* _Problem description_: Repeat the entries that follow verbatim, without any of their pictures.

Dataset listings of figures
┄┄┄┄┄┄
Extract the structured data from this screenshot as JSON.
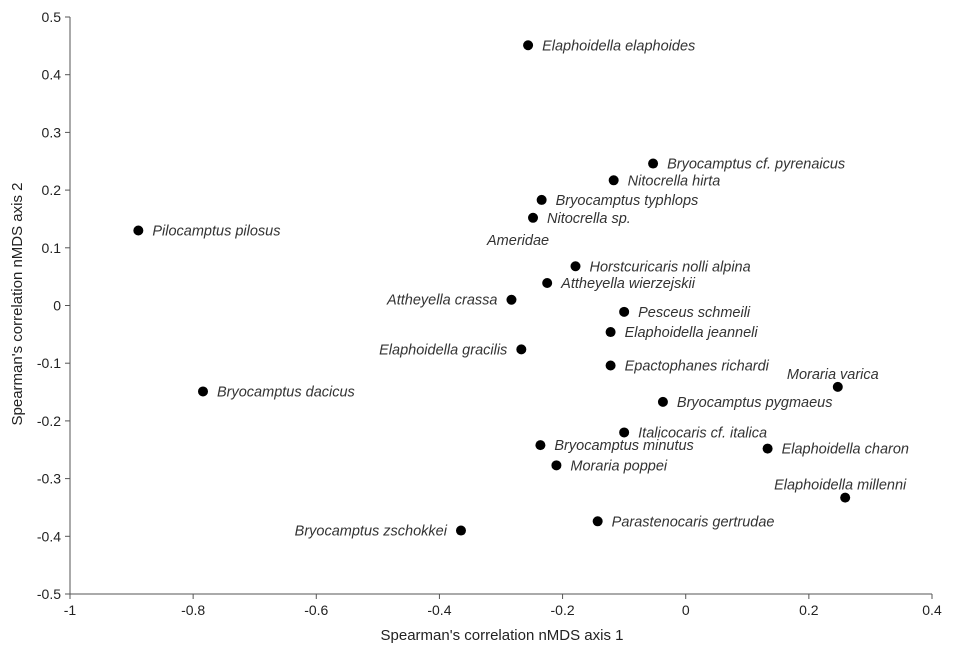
{
  "chart_data": {
    "type": "scatter",
    "title": "",
    "xlabel": "Spearman's correlation nMDS axis 1",
    "ylabel": "Spearman's correlation nMDS axis 2",
    "xlim": [
      -1,
      0.4
    ],
    "ylim": [
      -0.5,
      0.5
    ],
    "x_ticks": [
      -1,
      -0.8,
      -0.6,
      -0.4,
      -0.2,
      0,
      0.2,
      0.4
    ],
    "y_ticks": [
      -0.5,
      -0.4,
      -0.3,
      -0.2,
      -0.1,
      0,
      0.1,
      0.2,
      0.3,
      0.4,
      0.5
    ],
    "x_tick_labels": [
      "-1",
      "-0.8",
      "-0.6",
      "-0.4",
      "-0.2",
      "0",
      "0.2",
      "0.4"
    ],
    "y_tick_labels": [
      "-0.5",
      "-0.4",
      "-0.3",
      "-0.2",
      "-0.1",
      "0",
      "0.1",
      "0.2",
      "0.3",
      "0.4",
      "0.5"
    ],
    "grid": false,
    "marker_color": "#000000",
    "points": [
      {
        "label": "Elaphoidella elaphoides",
        "x": -0.256,
        "y": 0.451,
        "label_side": "right"
      },
      {
        "label": "Bryocamptus cf. pyrenaicus",
        "x": -0.053,
        "y": 0.246,
        "label_side": "right"
      },
      {
        "label": "Nitocrella hirta",
        "x": -0.117,
        "y": 0.217,
        "label_side": "right"
      },
      {
        "label": "Bryocamptus typhlops",
        "x": -0.234,
        "y": 0.183,
        "label_side": "right"
      },
      {
        "label": "Nitocrella sp.",
        "x": -0.248,
        "y": 0.152,
        "label_side": "right"
      },
      {
        "label": "Ameridae",
        "x": null,
        "y": null,
        "label_only": true
      },
      {
        "label": "Pilocamptus pilosus",
        "x": -0.889,
        "y": 0.13,
        "label_side": "right"
      },
      {
        "label": "Horstcuricaris nolli alpina",
        "x": -0.179,
        "y": 0.068,
        "label_side": "right"
      },
      {
        "label": "Attheyella wierzejskii",
        "x": -0.225,
        "y": 0.039,
        "label_side": "right"
      },
      {
        "label": "Attheyella crassa",
        "x": -0.283,
        "y": 0.01,
        "label_side": "left"
      },
      {
        "label": "Pesceus schmeili",
        "x": -0.1,
        "y": -0.011,
        "label_side": "right"
      },
      {
        "label": "Elaphoidella jeanneli",
        "x": -0.122,
        "y": -0.046,
        "label_side": "right"
      },
      {
        "label": "Elaphoidella gracilis",
        "x": -0.267,
        "y": -0.076,
        "label_side": "left"
      },
      {
        "label": "Epactophanes richardi",
        "x": -0.122,
        "y": -0.104,
        "label_side": "right"
      },
      {
        "label": "Moraria varica",
        "x": 0.247,
        "y": -0.141,
        "label_side": "above"
      },
      {
        "label": "Bryocamptus dacicus",
        "x": -0.784,
        "y": -0.149,
        "label_side": "right"
      },
      {
        "label": "Bryocamptus pygmaeus",
        "x": -0.037,
        "y": -0.167,
        "label_side": "right"
      },
      {
        "label": "Italicocaris cf. italica",
        "x": -0.1,
        "y": -0.22,
        "label_side": "right"
      },
      {
        "label": "Bryocamptus minutus",
        "x": -0.236,
        "y": -0.242,
        "label_side": "right"
      },
      {
        "label": "Elaphoidella charon",
        "x": 0.133,
        "y": -0.248,
        "label_side": "right"
      },
      {
        "label": "Moraria poppei",
        "x": -0.21,
        "y": -0.277,
        "label_side": "right"
      },
      {
        "label": "Elaphoidella millenni",
        "x": 0.259,
        "y": -0.333,
        "label_side": "above"
      },
      {
        "label": "Parastenocaris gertrudae",
        "x": -0.143,
        "y": -0.374,
        "label_side": "right"
      },
      {
        "label": "Bryocamptus zschokkei",
        "x": -0.365,
        "y": -0.39,
        "label_side": "left"
      }
    ]
  }
}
┄┄┄┄┄┄
* _Reply_:
Extract the structured data from this screenshot as JSON.
{
  "chart_data": {
    "type": "scatter",
    "title": "",
    "xlabel": "Spearman's correlation nMDS axis 1",
    "ylabel": "Spearman's correlation nMDS axis 2",
    "xlim": [
      -1,
      0.4
    ],
    "ylim": [
      -0.5,
      0.5
    ],
    "x_ticks": [
      -1,
      -0.8,
      -0.6,
      -0.4,
      -0.2,
      0,
      0.2,
      0.4
    ],
    "y_ticks": [
      -0.5,
      -0.4,
      -0.3,
      -0.2,
      -0.1,
      0,
      0.1,
      0.2,
      0.3,
      0.4,
      0.5
    ],
    "x_tick_labels": [
      "-1",
      "-0.8",
      "-0.6",
      "-0.4",
      "-0.2",
      "0",
      "0.2",
      "0.4"
    ],
    "y_tick_labels": [
      "-0.5",
      "-0.4",
      "-0.3",
      "-0.2",
      "-0.1",
      "0",
      "0.1",
      "0.2",
      "0.3",
      "0.4",
      "0.5"
    ],
    "grid": false,
    "marker_color": "#000000",
    "points": [
      {
        "label": "Elaphoidella elaphoides",
        "x": -0.256,
        "y": 0.451,
        "label_side": "right"
      },
      {
        "label": "Bryocamptus cf. pyrenaicus",
        "x": -0.053,
        "y": 0.246,
        "label_side": "right"
      },
      {
        "label": "Nitocrella hirta",
        "x": -0.117,
        "y": 0.217,
        "label_side": "right"
      },
      {
        "label": "Bryocamptus typhlops",
        "x": -0.234,
        "y": 0.183,
        "label_side": "right"
      },
      {
        "label": "Nitocrella sp.",
        "x": -0.248,
        "y": 0.152,
        "label_side": "right"
      },
      {
        "label": "Ameridae",
        "x": null,
        "y": null,
        "label_only": true
      },
      {
        "label": "Pilocamptus pilosus",
        "x": -0.889,
        "y": 0.13,
        "label_side": "right"
      },
      {
        "label": "Horstcuricaris nolli alpina",
        "x": -0.179,
        "y": 0.068,
        "label_side": "right"
      },
      {
        "label": "Attheyella wierzejskii",
        "x": -0.225,
        "y": 0.039,
        "label_side": "right"
      },
      {
        "label": "Attheyella crassa",
        "x": -0.283,
        "y": 0.01,
        "label_side": "left"
      },
      {
        "label": "Pesceus schmeili",
        "x": -0.1,
        "y": -0.011,
        "label_side": "right"
      },
      {
        "label": "Elaphoidella jeanneli",
        "x": -0.122,
        "y": -0.046,
        "label_side": "right"
      },
      {
        "label": "Elaphoidella gracilis",
        "x": -0.267,
        "y": -0.076,
        "label_side": "left"
      },
      {
        "label": "Epactophanes richardi",
        "x": -0.122,
        "y": -0.104,
        "label_side": "right"
      },
      {
        "label": "Moraria varica",
        "x": 0.247,
        "y": -0.141,
        "label_side": "above"
      },
      {
        "label": "Bryocamptus dacicus",
        "x": -0.784,
        "y": -0.149,
        "label_side": "right"
      },
      {
        "label": "Bryocamptus pygmaeus",
        "x": -0.037,
        "y": -0.167,
        "label_side": "right"
      },
      {
        "label": "Italicocaris cf. italica",
        "x": -0.1,
        "y": -0.22,
        "label_side": "right"
      },
      {
        "label": "Bryocamptus minutus",
        "x": -0.236,
        "y": -0.242,
        "label_side": "right"
      },
      {
        "label": "Elaphoidella charon",
        "x": 0.133,
        "y": -0.248,
        "label_side": "right"
      },
      {
        "label": "Moraria poppei",
        "x": -0.21,
        "y": -0.277,
        "label_side": "right"
      },
      {
        "label": "Elaphoidella millenni",
        "x": 0.259,
        "y": -0.333,
        "label_side": "above"
      },
      {
        "label": "Parastenocaris gertrudae",
        "x": -0.143,
        "y": -0.374,
        "label_side": "right"
      },
      {
        "label": "Bryocamptus zschokkei",
        "x": -0.365,
        "y": -0.39,
        "label_side": "left"
      }
    ]
  }
}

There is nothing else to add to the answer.